INSTRUKSI TERTULIS 1 =
Salin persis baris-baris pada daftar, mulai dari baris yang memuat "article-body: [52, 592, 712, 1244]" sampai baris yang memuat "youtube-icon: ▶: [334, 1366, 358, 1383]", termasuk kedua baris tersebut.

---------- KUTIPAN DOKUMEN ----------

Dugaan keterlibatan Santosa Kadiman dalam Jaringan Mafia Tanah
Nama Santosa Kadiman, Direktur Utama PT Bumi Indah International sekaligus pemilik Hotel St. Regis Labuan Bajo, selalu disebut-sebut dalam sengketa tanah Keranga. Keluarga ahli waris Ibrahim Hanta menyebut Pengusaha yang beralamat di Komplek Green Ville blokV/47-48, Kelurahan Duri Kepa, Kecamatan Kebon Jeruk, Jakarta Barat ini diduga sebagai salah satu aktor utama di balik konflik tanah Keranga, yang melibatkan keluarga ahli waris Ibrahim Hanta dan keluarga Nikolaus Naput.
Putusan Pengadilan Negeri Labuan Bajo pada 23 Oktober 2024 yang memenangkan keluarga ahli waris Ibrahim Hanta semakin menguatkan dugaan bahwa praktik mafia tanah di Labuan Bajo melibatkan jaringan yang terstruktur hingga kantor Badan Pertanahan Nasional (BPN) Manggarai Barat.

---------- DATA LATIHAN ----------

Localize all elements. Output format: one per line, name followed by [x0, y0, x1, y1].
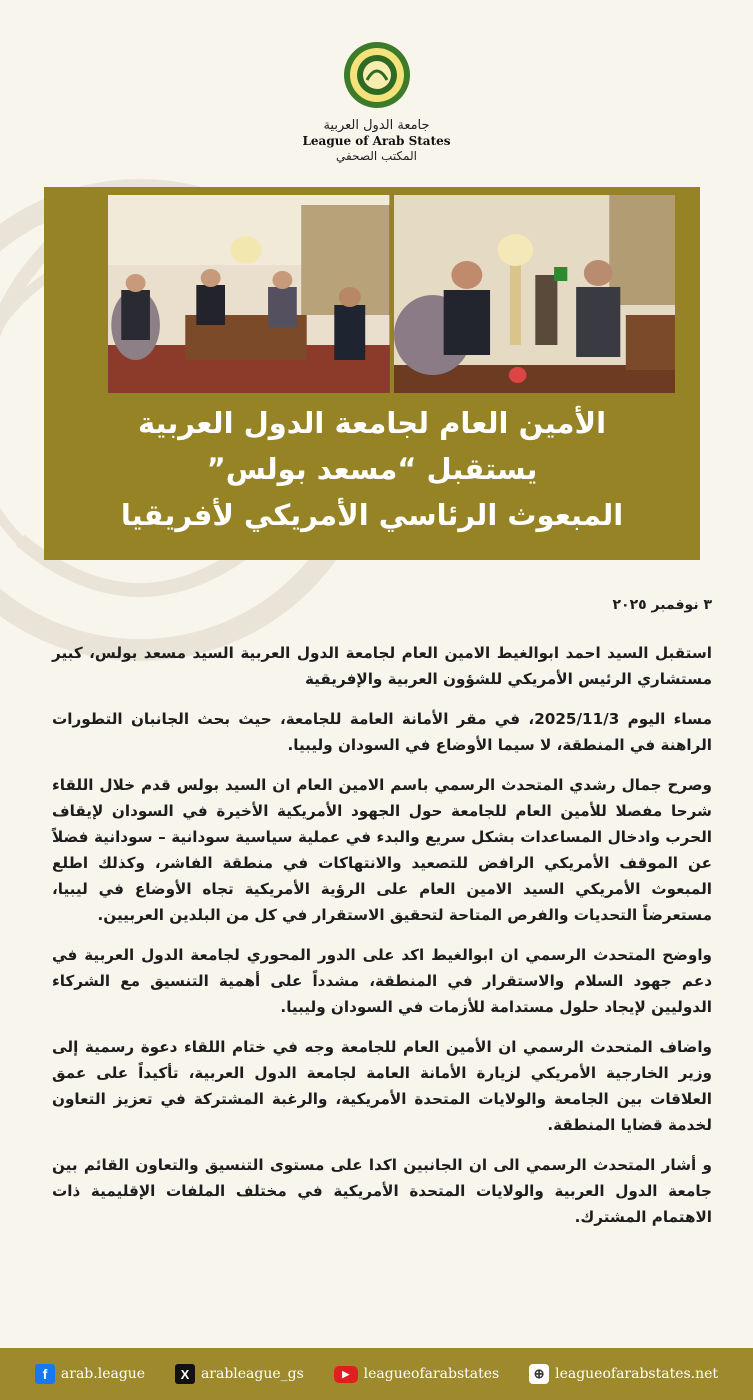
article-body: [52, 592, 712, 1244]
paragraph-5: واضاف المتحدث الرسمي ان الأمين العام للجامعة وجه في ختام اللقاء دعوة رسمية إلى وزير الخارجية الأمريكي لزيارة الأمانة العامة لجامعة الدول العربية، تأكيداً على عمق العلاقات بين الجامعة والولايات المتحدة الأمريكية، والرغبة المشتركة في تعزيز التعاون لخدمة قضايا المنطقة.: [52, 1038, 712, 1134]
facebook-link[interactable]: [35, 1364, 145, 1384]
youtube-icon: ▶: [334, 1366, 358, 1383]
x-link[interactable]: [175, 1364, 304, 1384]
headline-line-3: المبعوث الرئاسي الأمريكي لأفريقيا: [120, 498, 624, 532]
website-link[interactable]: [529, 1364, 718, 1384]
facebook-handle: arab.league: [60, 1366, 146, 1382]
org-name-arabic: جامعة الدول العربية: [323, 118, 430, 133]
paragraph-1: استقبل السيد احمد ابوالغيط الامين العام لجامعة الدول العربية السيد مسعد بولس، كبير مستشاري الرئيس الأمريكي للشؤون العربية والإفريقية: [52, 644, 712, 688]
globe-icon: ⊕: [529, 1364, 549, 1384]
league-logo-icon: [342, 40, 412, 110]
headline: [44, 400, 700, 538]
youtube-handle: leagueofarabstates: [363, 1366, 500, 1382]
page-header: [0, 40, 753, 163]
headline-line-1: الأمين العام لجامعة الدول العربية: [137, 406, 607, 440]
press-office-label: المكتب الصحفي: [336, 149, 417, 163]
facebook-icon: f: [35, 1364, 55, 1384]
meeting-photos: [108, 195, 675, 393]
paragraph-4: واوضح المتحدث الرسمي ان ابوالغيط اكد على الدور المحوري لجامعة الدول العربية في دعم جهود السلام والاستقرار في المنطقة، مشدداً على أهمية التنسيق مع الشركاء الدوليين لإيجاد حلول مستدامة للأزمات في السودان وليبيا.: [52, 946, 712, 1016]
paragraph-6: و أشار المتحدث الرسمي الى ان الجانبين اكدا على مستوى التنسيق والتعاون القائم بين جامعة الدول العربية والولايات المتحدة الأمريكية في مختلف الملفات الإقليمية ذات الاهتمام المشترك.: [52, 1156, 712, 1226]
paragraph-2: مساء اليوم 2025/11/3، في مقر الأمانة العامة للجامعة، حيث بحث الجانبان التطورات الراهنة في المنطقة، لا سيما الأوضاع في السودان وليبيا.: [52, 710, 712, 754]
x-icon: X: [175, 1364, 195, 1384]
youtube-link[interactable]: [334, 1366, 500, 1383]
paragraph-3: وصرح جمال رشدي المتحدث الرسمي باسم الامين العام ان السيد بولس قدم خلال اللقاء شرحا مفصلا للأمين العام للجامعة حول الجهود الأمريكية الأخيرة في السودان لإيقاف الحرب وادخال المساعدات بشكل سريع والبدء في عملية سياسية سودانية – سودانية فضلاً عن الموقف الأمريكي الرافض للتصعيد والانتهاكات في منطقة الفاشر، وكذلك اطلع المبعوث الأمريكي السيد الامين العام على الرؤية الأمريكية تجاه الأوضاع في ليبيا، مستعرضاً التحديات والفرص المتاحة لتحقيق الاستقرار في كل من البلدين العربيين.: [52, 776, 712, 924]
website-url: leagueofarabstates.net: [555, 1366, 719, 1382]
headline-line-2: يستقبل “مسعد بولس”: [206, 452, 538, 486]
meeting-photo-left: [108, 195, 390, 393]
org-name-english: League of Arab States: [302, 134, 451, 148]
social-footer: [0, 1348, 753, 1400]
article-date: ٣ نوفمبر ٢٠٢٥: [612, 597, 712, 613]
meeting-photo-right: [394, 195, 676, 393]
headline-banner: [44, 187, 700, 560]
x-handle: arableague_gs: [200, 1366, 304, 1382]
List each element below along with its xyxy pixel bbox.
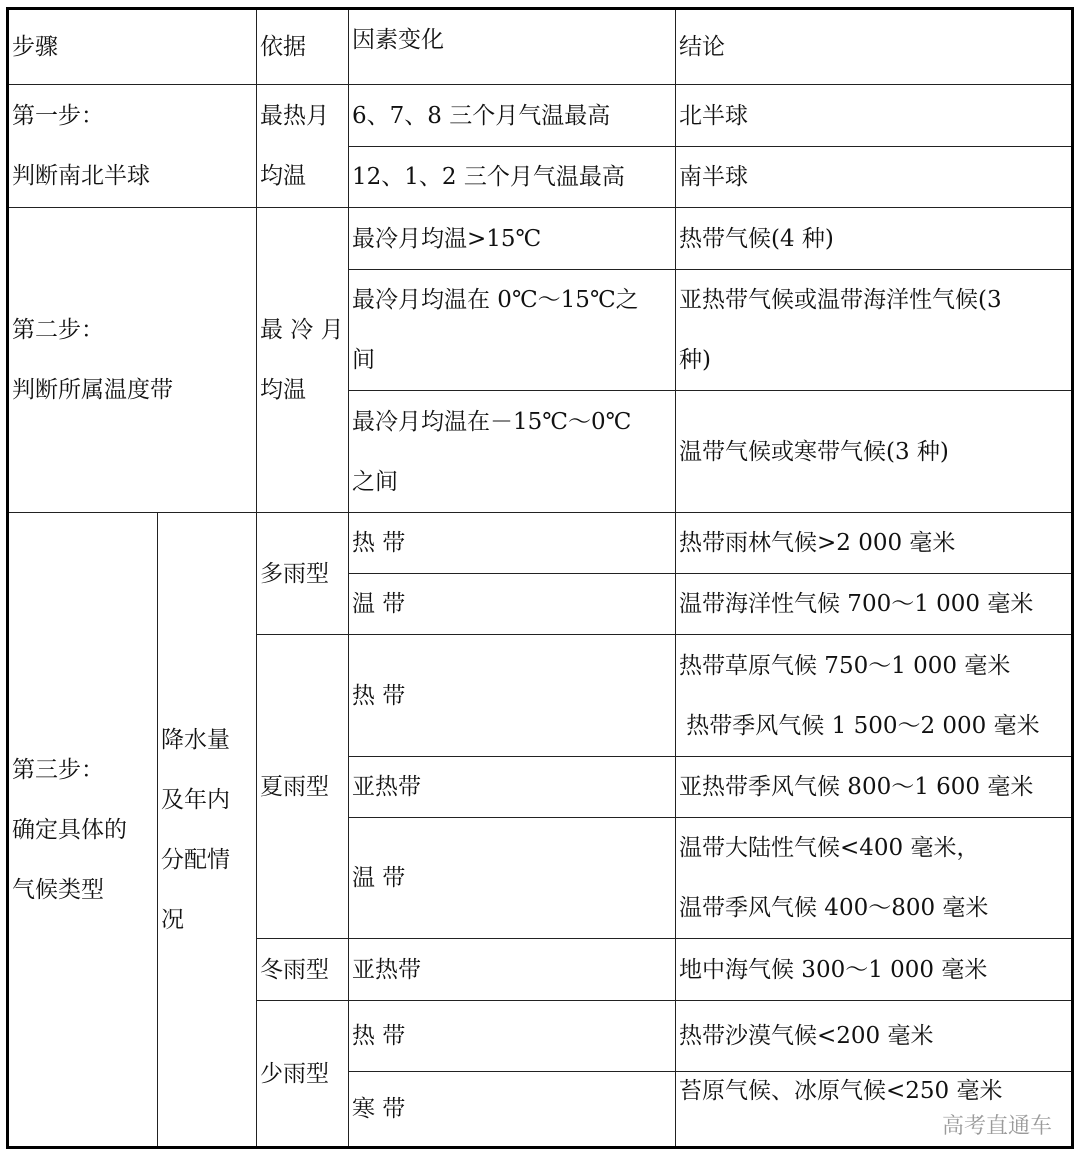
factor-cell: 亚热带 <box>349 939 676 1001</box>
factor-cell: 温 带 <box>349 574 676 635</box>
type-dry: 少雨型 <box>257 1001 349 1148</box>
factor-cell: 亚热带 <box>349 757 676 818</box>
factor-cell: 热 带 <box>349 1001 676 1072</box>
factor-cell: 温 带 <box>349 818 676 939</box>
type-wet: 多雨型 <box>257 513 349 635</box>
step3-label: 第三步： 确定具体的 气候类型 <box>8 513 158 1148</box>
step2-basis: 最 冷 月 均温 <box>257 208 349 513</box>
header-basis: 依据 <box>257 9 349 85</box>
climate-judgement-table <box>6 7 1074 1149</box>
watermark: 高考直通车 <box>942 1114 1053 1139</box>
factor-cell: 热 带 <box>349 513 676 574</box>
conclusion-cell: 热带雨林气候>2 000 毫米 <box>676 513 1073 574</box>
step2-label: 第二步： 判断所属温度带 <box>8 208 257 513</box>
conclusion-cell: 南半球 <box>676 147 1073 208</box>
conclusion-cell: 亚热带季风气候 800～1 600 毫米 <box>676 757 1073 818</box>
factor-cell: 最冷月均温在 0℃～15℃之 间 <box>349 270 676 391</box>
conclusion-cell: 热带草原气候 750～1 000 毫米 热带季风气候 1 500～2 000 毫米 <box>676 635 1073 757</box>
step1-label: 第一步： 判断南北半球 <box>8 85 257 208</box>
conclusion-cell: 热带沙漠气候<200 毫米 <box>676 1001 1073 1072</box>
factor-cell: 最冷月均温>15℃ <box>349 208 676 270</box>
type-summer: 夏雨型 <box>257 635 349 939</box>
conclusion-cell: 苔原气候、冰原气候<250 毫米 <box>676 1072 1073 1148</box>
conclusion-cell: 热带气候(4 种) <box>676 208 1073 270</box>
conclusion-cell: 温带大陆性气候<400 毫米， 温带季风气候 400～800 毫米 <box>676 818 1073 939</box>
conclusion-cell: 北半球 <box>676 85 1073 147</box>
conclusion-cell: 温带气候或寒带气候(3 种) <box>676 391 1073 513</box>
step1-basis: 最热月 均温 <box>257 85 349 208</box>
type-winter: 冬雨型 <box>257 939 349 1001</box>
header-step: 步骤 <box>8 9 257 85</box>
factor-cell: 12、1、2 三个月气温最高 <box>349 147 676 208</box>
conclusion-cell: 亚热带气候或温带海洋性气候(3 种) <box>676 270 1073 391</box>
step3-basis: 降水量 及年内 分配情 况 <box>158 513 257 1148</box>
conclusion-cell: 温带海洋性气候 700～1 000 毫米 <box>676 574 1073 635</box>
header-conclusion: 结论 <box>676 9 1073 85</box>
factor-cell: 最冷月均温在－15℃～0℃ 之间 <box>349 391 676 513</box>
header-factor: 因素变化 <box>349 9 676 85</box>
conclusion-cell: 地中海气候 300～1 000 毫米 <box>676 939 1073 1001</box>
factor-cell: 6、7、8 三个月气温最高 <box>349 85 676 147</box>
factor-cell: 寒 带 <box>349 1072 676 1148</box>
factor-cell: 热 带 <box>349 635 676 757</box>
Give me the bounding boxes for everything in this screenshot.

----------

INSTRUKSI TERTULIS 2 =
Sebutkan semua nama orang yang tercantum dalam kutipan tentang sengketa tanah Keranga.

JAWABAN LENGKAP 1 =
article-body: [52, 592, 712, 1244]
paragraph-5: واضاف المتحدث الرسمي ان الأمين العام للجامعة وجه في ختام اللقاء دعوة رسمية إلى وزير الخارجية الأمريكي لزيارة الأمانة العامة لجامعة الدول العربية، تأكيداً على عمق العلاقات بين الجامعة والولايات المتحدة الأمريكية، والرغبة المشتركة في تعزيز التعاون لخدمة قضايا المنطقة.: [52, 1038, 712, 1134]
facebook-link[interactable]: [35, 1364, 145, 1384]
youtube-icon: ▶: [334, 1366, 358, 1383]

JAWABAN LENGKAP 2 =
Santosa Kadiman
Ibrahim Hanta
Nikolaus Naput